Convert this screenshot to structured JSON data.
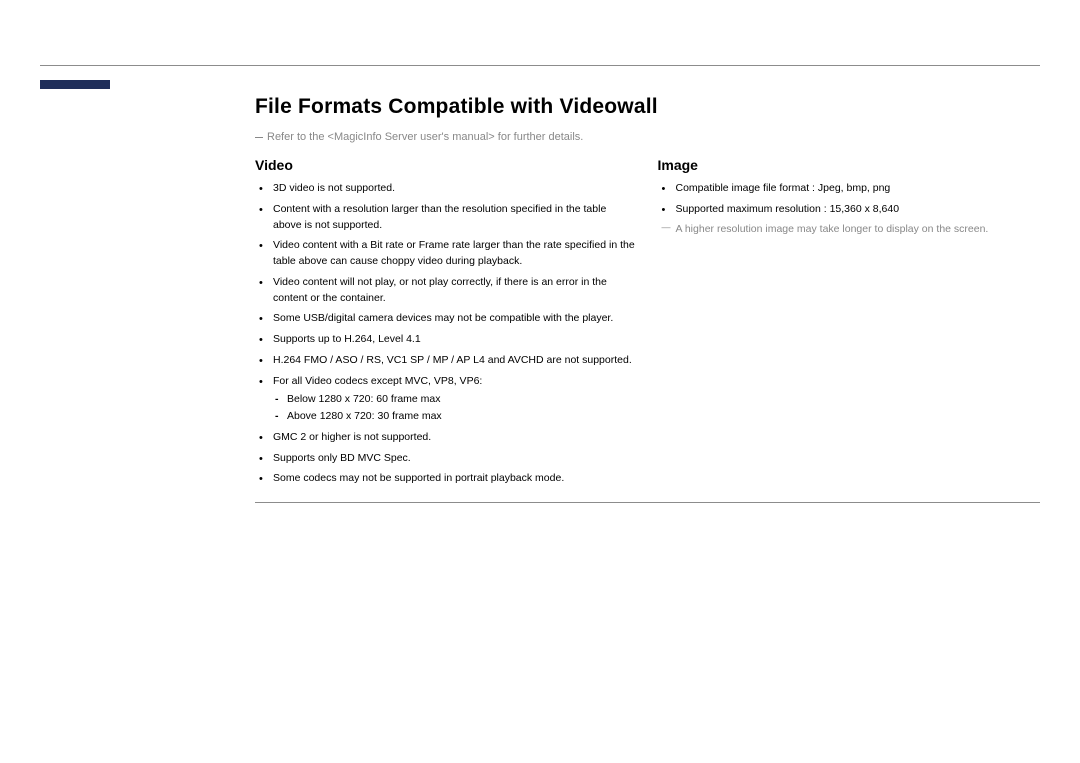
{
  "heading": "File Formats Compatible with Videowall",
  "note": "Refer to the <MagicInfo Server user's manual> for further details.",
  "video": {
    "title": "Video",
    "items": [
      "3D video is not supported.",
      "Content with a resolution larger than the resolution specified in the table above is not supported.",
      "Video content with a Bit rate or Frame rate larger than the rate specified in the table above can cause choppy video during playback.",
      "Video content will not play, or not play correctly, if there is an error in the content or the container.",
      "Some USB/digital camera devices may not be compatible with the player.",
      "Supports up to H.264, Level 4.1",
      "H.264 FMO / ASO / RS, VC1 SP / MP / AP L4 and AVCHD are not supported.",
      "For all Video codecs except MVC, VP8, VP6:",
      "GMC 2 or higher is not supported.",
      "Supports only BD MVC Spec.",
      "Some codecs may not be supported in portrait playback mode."
    ],
    "sub": [
      "Below 1280 x 720: 60 frame max",
      "Above 1280 x 720: 30 frame max"
    ]
  },
  "image": {
    "title": "Image",
    "items": [
      "Compatible image file format : Jpeg, bmp, png",
      "Supported maximum resolution : 15,360 x 8,640"
    ],
    "note": "A higher resolution image may take longer to display on the screen."
  }
}
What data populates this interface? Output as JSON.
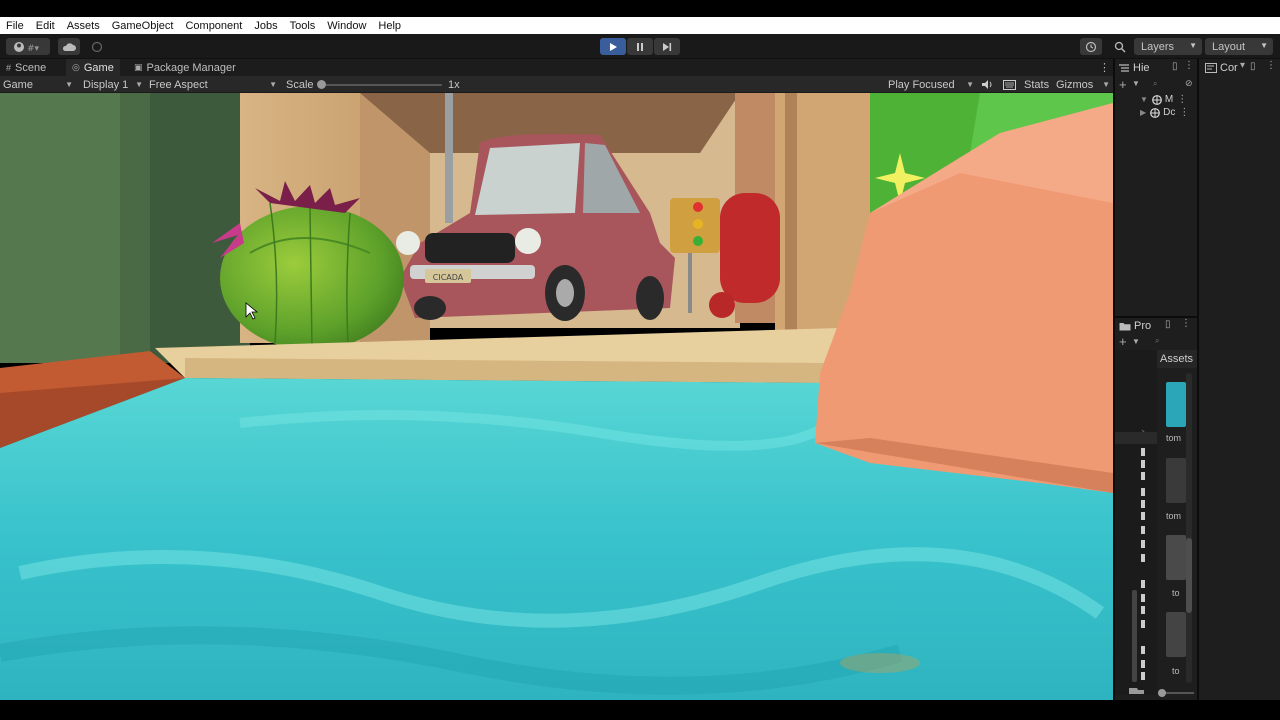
{
  "menu": [
    "File",
    "Edit",
    "Assets",
    "GameObject",
    "Component",
    "Jobs",
    "Tools",
    "Window",
    "Help"
  ],
  "toolbar": {
    "layers_label": "Layers",
    "layout_label": "Layout"
  },
  "tabs": {
    "scene": "Scene",
    "game": "Game",
    "package_manager": "Package Manager"
  },
  "gamebar": {
    "mode": "Game",
    "display": "Display 1",
    "aspect": "Free Aspect",
    "scale_label": "Scale",
    "scale_value": "1x",
    "play_focused": "Play Focused",
    "stats": "Stats",
    "gizmos": "Gizmos"
  },
  "scale_level": 0.0,
  "scene": {
    "license_plate": "CICADA"
  },
  "hierarchy": {
    "tab": "Hie",
    "items": [
      "M",
      "Dc"
    ]
  },
  "console": {
    "tab": "Cor"
  },
  "project": {
    "tab": "Pro",
    "assets_header": "Assets",
    "thumb_labels": [
      "tom",
      "tom",
      "to",
      "to"
    ]
  },
  "colors": {
    "play_button": "#3a5e9c",
    "editor_bg": "#282828",
    "water": "#3cc8cc"
  }
}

Exercise prompt: Omit all pictures while transcribing the entries verbatim.

Finished answer:
Convert this screenshot to structured JSON data.
{
  "heading": "File Formats Compatible with Videowall",
  "note": "Refer to the <MagicInfo Server user's manual> for further details.",
  "video": {
    "title": "Video",
    "items": [
      "3D video is not supported.",
      "Content with a resolution larger than the resolution specified in the table above is not supported.",
      "Video content with a Bit rate or Frame rate larger than the rate specified in the table above can cause choppy video during playback.",
      "Video content will not play, or not play correctly, if there is an error in the content or the container.",
      "Some USB/digital camera devices may not be compatible with the player.",
      "Supports up to H.264, Level 4.1",
      "H.264 FMO / ASO / RS, VC1 SP / MP / AP L4 and AVCHD are not supported.",
      "For all Video codecs except MVC, VP8, VP6:",
      "GMC 2 or higher is not supported.",
      "Supports only BD MVC Spec.",
      "Some codecs may not be supported in portrait playback mode."
    ],
    "sub": [
      "Below 1280 x 720: 60 frame max",
      "Above 1280 x 720: 30 frame max"
    ]
  },
  "image": {
    "title": "Image",
    "items": [
      "Compatible image file format : Jpeg, bmp, png",
      "Supported maximum resolution : 15,360 x 8,640"
    ],
    "note": "A higher resolution image may take longer to display on the screen."
  }
}
What data populates this interface? Output as JSON.
{
  "menu": [
    "File",
    "Edit",
    "Assets",
    "GameObject",
    "Component",
    "Jobs",
    "Tools",
    "Window",
    "Help"
  ],
  "toolbar": {
    "layers_label": "Layers",
    "layout_label": "Layout"
  },
  "tabs": {
    "scene": "Scene",
    "game": "Game",
    "package_manager": "Package Manager"
  },
  "gamebar": {
    "mode": "Game",
    "display": "Display 1",
    "aspect": "Free Aspect",
    "scale_label": "Scale",
    "scale_value": "1x",
    "play_focused": "Play Focused",
    "stats": "Stats",
    "gizmos": "Gizmos"
  },
  "scale_level": 0.0,
  "scene": {
    "license_plate": "CICADA"
  },
  "hierarchy": {
    "tab": "Hie",
    "items": [
      "M",
      "Dc"
    ]
  },
  "console": {
    "tab": "Cor"
  },
  "project": {
    "tab": "Pro",
    "assets_header": "Assets",
    "thumb_labels": [
      "tom",
      "tom",
      "to",
      "to"
    ]
  },
  "colors": {
    "play_button": "#3a5e9c",
    "editor_bg": "#282828",
    "water": "#3cc8cc"
  }
}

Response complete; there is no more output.